Source data –
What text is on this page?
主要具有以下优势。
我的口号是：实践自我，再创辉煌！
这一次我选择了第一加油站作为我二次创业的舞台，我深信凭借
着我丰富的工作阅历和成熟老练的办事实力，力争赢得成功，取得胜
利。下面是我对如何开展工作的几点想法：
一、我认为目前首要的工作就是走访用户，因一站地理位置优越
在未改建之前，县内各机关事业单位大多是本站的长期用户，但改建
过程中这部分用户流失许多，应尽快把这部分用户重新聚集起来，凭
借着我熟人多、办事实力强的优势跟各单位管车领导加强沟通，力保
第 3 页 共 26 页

Your objective – Return the listing above in full, character for character.

Result of this exercise –
What text is on this page?
主要具有以下优势。
我的口号是：实践自我，再创辉煌！
这一次我选择了第一加油站作为我二次创业的舞台，我深信凭借
着我丰富的工作阅历和成熟老练的办事实力，力争赢得成功，取得胜
利。下面是我对如何开展工作的几点想法：
一、我认为目前首要的工作就是走访用户，因一站地理位置优越
在未改建之前，县内各机关事业单位大多是本站的长期用户，但改建
过程中这部分用户流失许多，应尽快把这部分用户重新聚集起来，凭
借着我熟人多、办事实力强的优势跟各单位管车领导加强沟通，力保
第 3 页 共 26 页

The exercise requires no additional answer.